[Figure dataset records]
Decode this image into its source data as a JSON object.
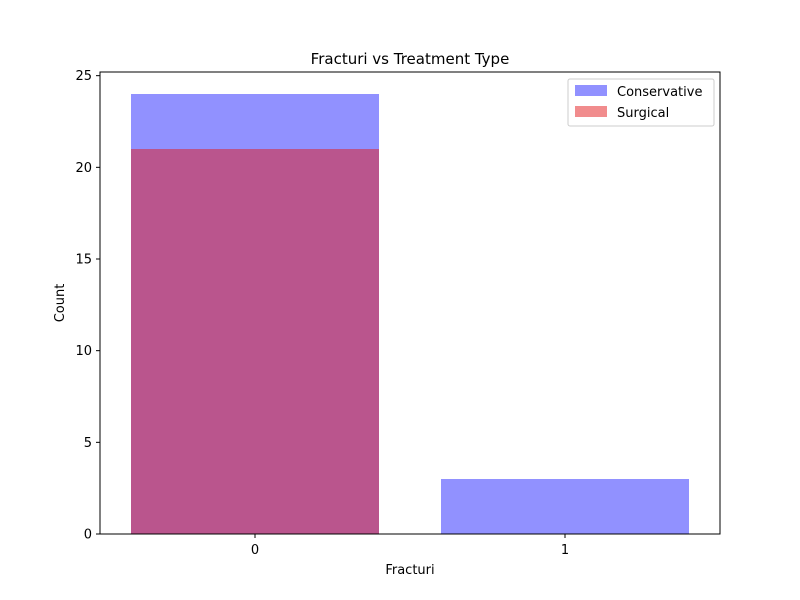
{
  "chart_data": {
    "type": "bar",
    "title": "Fracturi vs Treatment Type",
    "xlabel": "Fracturi",
    "ylabel": "Count",
    "categories": [
      "0",
      "1"
    ],
    "ylim": [
      0,
      25.2
    ],
    "yticks": [
      0,
      5,
      10,
      15,
      20,
      25
    ],
    "series": [
      {
        "name": "Conservative",
        "values": [
          24,
          3
        ],
        "color": "#0000ff",
        "opacity": 0.43
      },
      {
        "name": "Surgical",
        "values": [
          21,
          0
        ],
        "color": "#e41a1c",
        "opacity": 0.5
      }
    ],
    "legend_position": "top-right",
    "grid": false
  }
}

*PROBLEM DESCRIPTION*: Return the entries unchanged, save for the pictures, which do not belong in the copy.

*WORKED ANSWER*:
Decode this image into its source data as a JSON object.
{
  "chart_data": {
    "type": "bar",
    "title": "Fracturi vs Treatment Type",
    "xlabel": "Fracturi",
    "ylabel": "Count",
    "categories": [
      "0",
      "1"
    ],
    "ylim": [
      0,
      25.2
    ],
    "yticks": [
      0,
      5,
      10,
      15,
      20,
      25
    ],
    "series": [
      {
        "name": "Conservative",
        "values": [
          24,
          3
        ],
        "color": "#0000ff",
        "opacity": 0.43
      },
      {
        "name": "Surgical",
        "values": [
          21,
          0
        ],
        "color": "#e41a1c",
        "opacity": 0.5
      }
    ],
    "legend_position": "top-right",
    "grid": false
  }
}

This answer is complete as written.